Objective: Which lines of the records contain "created"? Collect every one of them.

[Data items]
"""

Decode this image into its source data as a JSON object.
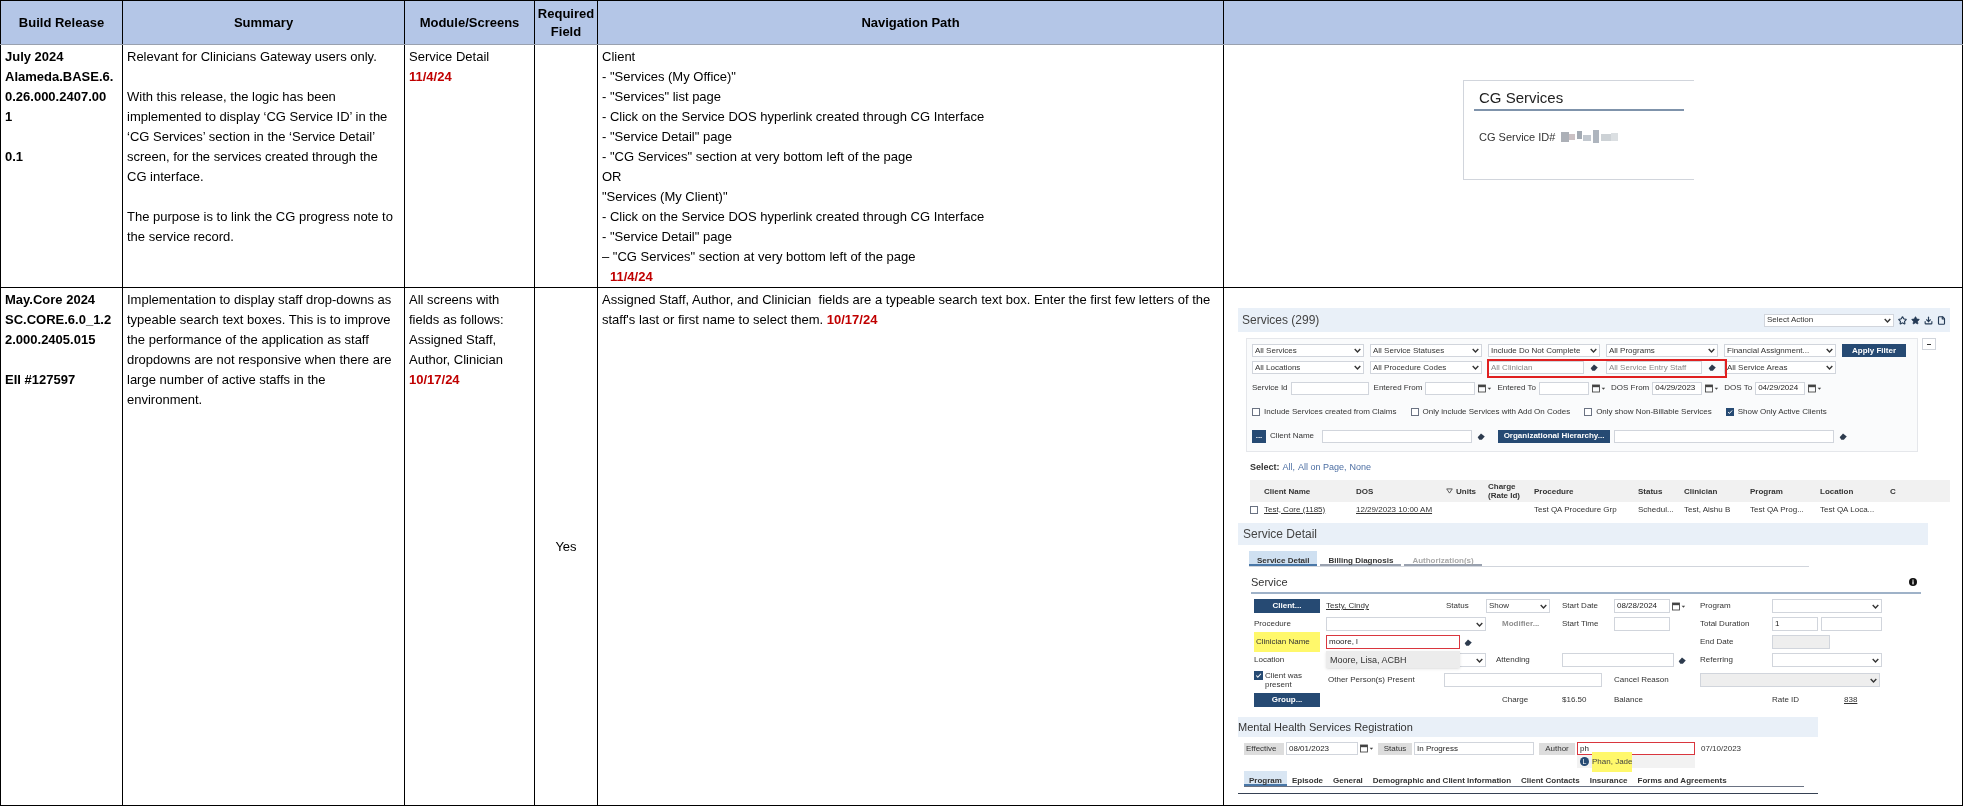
{
  "columns": [
    {
      "label": "Build Release"
    },
    {
      "label": "Summary"
    },
    {
      "label": "Module/Screens"
    },
    {
      "label": "Required Field"
    },
    {
      "label": "Navigation Path"
    }
  ],
  "rows": [
    {
      "build": [
        [
          "July 2024",
          "Alameda.BASE.6.",
          "0.26.000.2407.00",
          "1"
        ],
        [
          "0.1"
        ]
      ],
      "summary": [
        "Relevant for Clinicians Gateway users only.",
        "With this release, the logic has been implemented to display ‘CG Service ID’ in the ‘CG Services’ section in the ‘Service Detail’ screen, for the services created through the CG interface.",
        "The purpose is to link the CG progress note to the service record."
      ],
      "module": {
        "text": "Service Detail",
        "date": "11/4/24"
      },
      "navigation": {
        "kind": "steps",
        "lines": [
          "Client",
          "- \"Services (My Office)\"",
          "- \"Services\" list page",
          "- Click on the Service DOS hyperlink created through CG Interface",
          "- \"Service Detail\" page",
          "- \"CG Services\" section at very bottom left of the page",
          "OR",
          "\"Services (My Client)\"",
          "- Click on the Service DOS hyperlink created through CG Interface",
          "- \"Service Detail\" page",
          "– \"CG Services\" section at very bottom left of the page"
        ],
        "date": "11/4/24"
      },
      "screenshot": {
        "kind": "cg_services",
        "title": "CG Services",
        "label": "CG Service ID#"
      }
    },
    {
      "build": [
        [
          "May.Core 2024",
          "SC.CORE.6.0_1.2",
          "2.000.2405.015"
        ],
        [
          "EII #127597"
        ]
      ],
      "summary": [
        "Implementation to display staff drop-downs as typeable search text boxes. This is to improve the performance of the application as staff dropdowns are not responsive when there are large number of active staffs in the environment."
      ],
      "module": {
        "text": "All screens with fields as follows: Assigned Staff, Author, Clinician",
        "date": "10/17/24"
      },
      "required": "Yes",
      "navigation": {
        "kind": "paragraph",
        "lines": [
          "Assigned Staff, Author, and Clinician  fields are a typeable search text box. Enter the first few letters of the staff's last or first name to select them."
        ],
        "date": "10/17/24"
      },
      "screenshot": {
        "kind": "staff_search",
        "services": {
          "title": "Services (299)",
          "action": "Select Action",
          "filters": [
            [
              {
                "kind": "select",
                "text": "All Services"
              },
              {
                "kind": "select",
                "text": "All Service Statuses"
              },
              {
                "kind": "select",
                "text": "Include Do Not Complete"
              },
              {
                "kind": "select",
                "text": "All Programs"
              },
              {
                "kind": "select",
                "text": "Financial Assignment..."
              },
              {
                "kind": "button",
                "text": "Apply Filter"
              }
            ],
            [
              {
                "kind": "select",
                "text": "All Locations"
              },
              {
                "kind": "select",
                "text": "All Procedure Codes"
              },
              {
                "kind": "search",
                "placeholder": "All Clinician"
              },
              {
                "kind": "search",
                "placeholder": "All Service Entry Staff"
              },
              {
                "kind": "select",
                "text": "All Service Areas"
              }
            ]
          ],
          "date_filters": [
            {
              "kind": "text",
              "label": "Service Id"
            },
            {
              "kind": "date",
              "label": "Entered From"
            },
            {
              "kind": "date",
              "label": "Entered To"
            },
            {
              "kind": "date",
              "label": "DOS From",
              "value": "04/29/2023"
            },
            {
              "kind": "date",
              "label": "DOS To",
              "value": "04/29/2024"
            }
          ],
          "checkboxes": [
            {
              "label": "Include Services created from Claims",
              "checked": false
            },
            {
              "label": "Only include Services with Add On Codes",
              "checked": false
            },
            {
              "label": "Only show Non-Billable Services",
              "checked": false
            },
            {
              "label": "Show Only Active Clients",
              "checked": true
            }
          ],
          "more_button": "...",
          "client_name_label": "Client Name",
          "org_button": "Organizational Hierarchy...",
          "select_label": "Select:",
          "select_links": [
            "All,",
            "All on Page,",
            "None"
          ],
          "columns": [
            "Client Name",
            "DOS",
            "Units",
            "Charge (Rate Id)",
            "Procedure",
            "Status",
            "Clinician",
            "Program",
            "Location",
            "C"
          ],
          "row": {
            "checked": false,
            "client": "Test, Core (1185)",
            "dos": "12/29/2023 10:00 AM",
            "procedure": "Test QA Procedure Grp",
            "status": "Schedul...",
            "clinician": "Test, Aishu B",
            "program": "Test QA Prog...",
            "location": "Test QA Loca..."
          }
        },
        "service_detail": {
          "title": "Service Detail",
          "tabs": [
            {
              "label": "Service Detail",
              "selected": true,
              "disabled": false
            },
            {
              "label": "Billing Diagnosis",
              "selected": false,
              "disabled": false
            },
            {
              "label": "Authorization(s)",
              "selected": false,
              "disabled": true
            }
          ],
          "section": "Service",
          "client_button": "Client...",
          "client": "Testy, Cindy",
          "status_label": "Status",
          "status": "Show",
          "start_date_label": "Start Date",
          "start_date": "08/28/2024",
          "program_label": "Program",
          "procedure_label": "Procedure",
          "modifier": {
            "label": "Modifier...",
            "disabled": true
          },
          "start_time_label": "Start Time",
          "total_duration_label": "Total Duration",
          "total_duration": "1",
          "clinician_label": "Clinician Name",
          "clinician": "moore, l",
          "end_date_label": "End Date",
          "location_label": "Location",
          "suggestion": "Moore, Lisa, ACBH",
          "attending_label": "Attending",
          "referring_label": "Referring",
          "client_present": {
            "label": "Client was present",
            "checked": true
          },
          "other_persons_label": "Other Person(s) Present",
          "cancel_reason_label": "Cancel Reason",
          "group_button": "Group...",
          "charge_label": "Charge",
          "charge": "$16.50",
          "balance_label": "Balance",
          "rate_id_label": "Rate ID",
          "rate_id": "838"
        },
        "registration": {
          "title": "Mental Health Services Registration",
          "effective_label": "Effective",
          "effective": "08/01/2023",
          "status_label": "Status",
          "status": "In Progress",
          "author_label": "Author",
          "author": "ph",
          "next_date": "07/10/2023",
          "suggestion": {
            "badge": "L",
            "name": "Phan, Jade"
          },
          "tabs": [
            {
              "label": "Program",
              "selected": true
            },
            {
              "label": "Episode",
              "selected": false
            },
            {
              "label": "General",
              "selected": false
            },
            {
              "label": "Demographic and Client Information",
              "selected": false
            },
            {
              "label": "Client Contacts",
              "selected": false
            },
            {
              "label": "Insurance",
              "selected": false
            },
            {
              "label": "Forms and Agreements",
              "selected": false
            }
          ]
        }
      }
    }
  ]
}
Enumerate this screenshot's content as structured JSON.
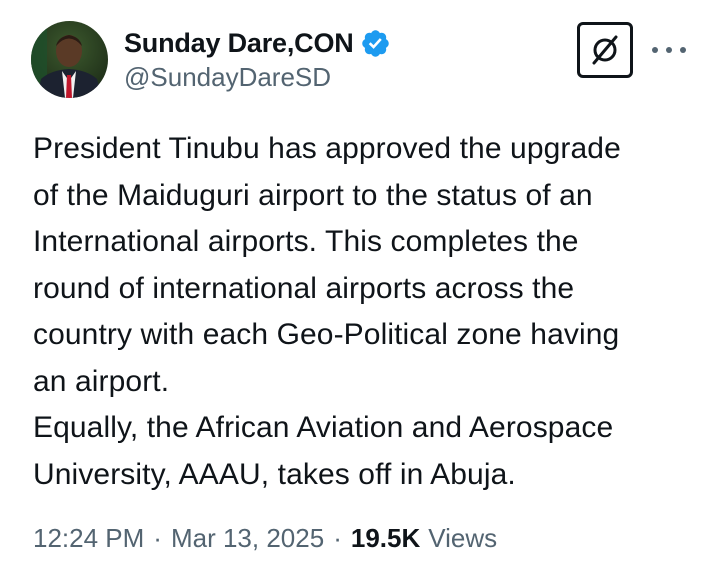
{
  "author": {
    "display_name": "Sunday Dare,CON",
    "handle": "@SundayDareSD",
    "verified": true,
    "verified_color": "#1d9bf0"
  },
  "actions": {
    "grok_icon": "grok-icon",
    "more_icon": "more-icon"
  },
  "tweet": {
    "lines": [
      "President Tinubu has approved the upgrade",
      "of the Maiduguri airport to the status of an",
      "International airports. This completes the",
      "round of international airports across the",
      "country with each Geo-Political zone having",
      "an airport.",
      "Equally, the African Aviation and Aerospace",
      "University, AAAU, takes off in Abuja."
    ]
  },
  "meta": {
    "time": "12:24 PM",
    "separator": "·",
    "date": "Mar 13, 2025",
    "views_count": "19.5K",
    "views_label": "Views"
  }
}
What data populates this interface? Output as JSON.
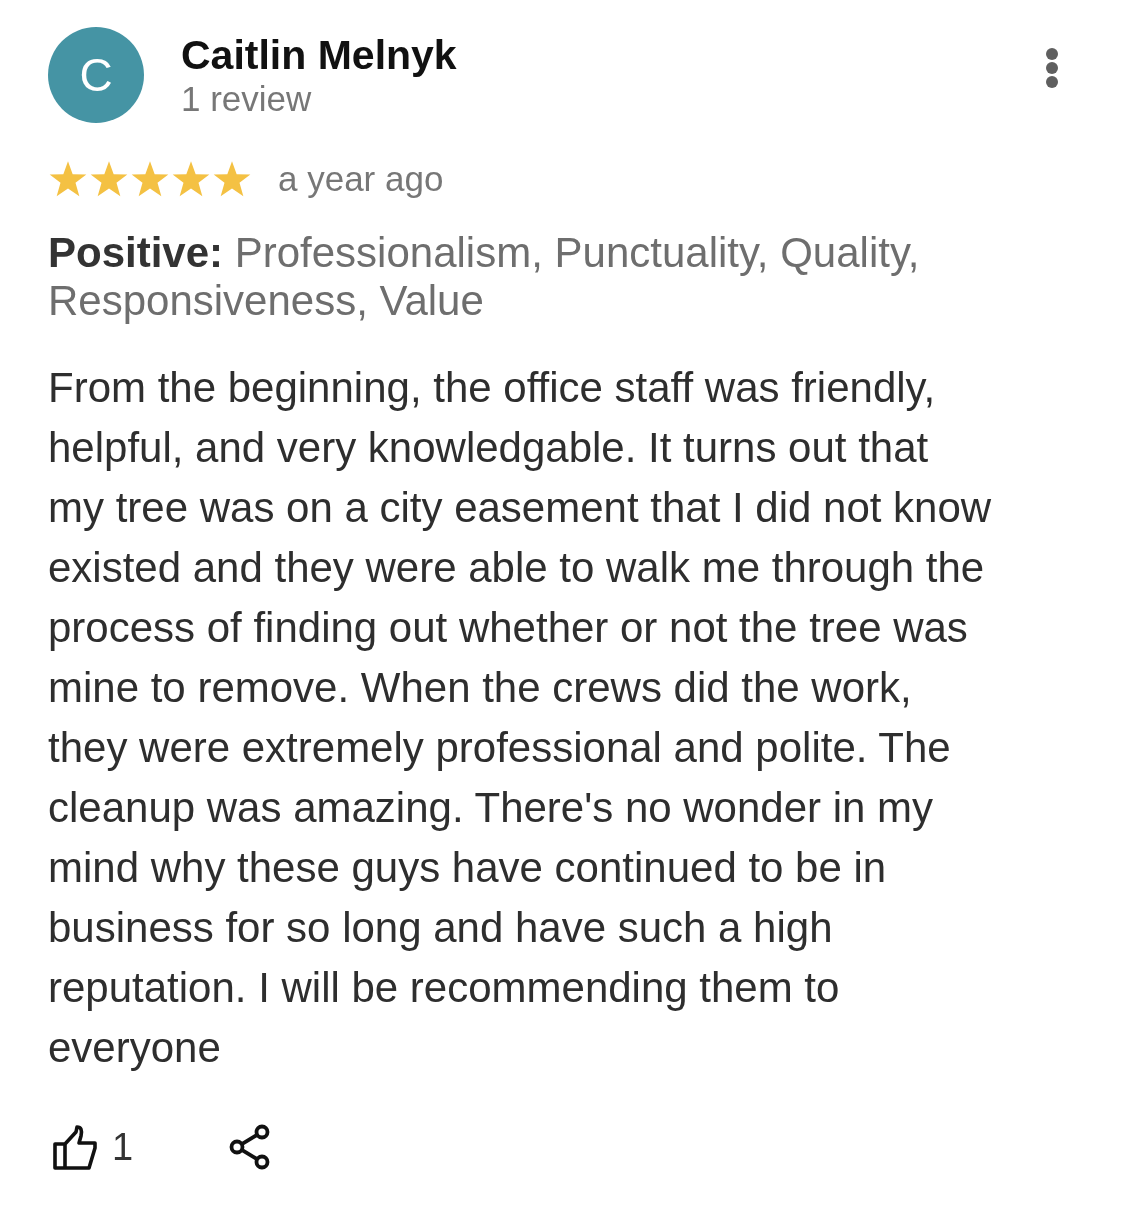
{
  "reviewer": {
    "initial": "C",
    "name": "Caitlin Melnyk",
    "review_count": "1 review"
  },
  "review": {
    "stars": 5,
    "time": "a year ago",
    "positive": "**Positive:** Professionalism, Punctuality, Quality, Responsiveness, Value",
    "text": "From the beginning, the office staff was friendly, helpful, and very knowledgable. It turns out that my tree was on a city easement that I did not know existed and they were able to walk me through the process of finding out whether or not the tree was mine to remove. When the crews did the work, they were extremely professional and polite. The cleanup was amazing. There's no wonder in my mind why these guys have continued to be in business for so long and have such a high reputation. I will be recommending them to everyone"
  },
  "actions": {
    "like_count": "1"
  }
}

"""

Final result:
        "With this release, the logic has been implemented to display ‘CG Service ID’ in the ‘CG Services’ section in the ‘Service Detail’ screen, for the services created through the CG interface.",
          "- Click on the Service DOS hyperlink created through CG Interface",
          "- Click on the Service DOS hyperlink created through CG Interface",
              "label": "Include Services created from Claims",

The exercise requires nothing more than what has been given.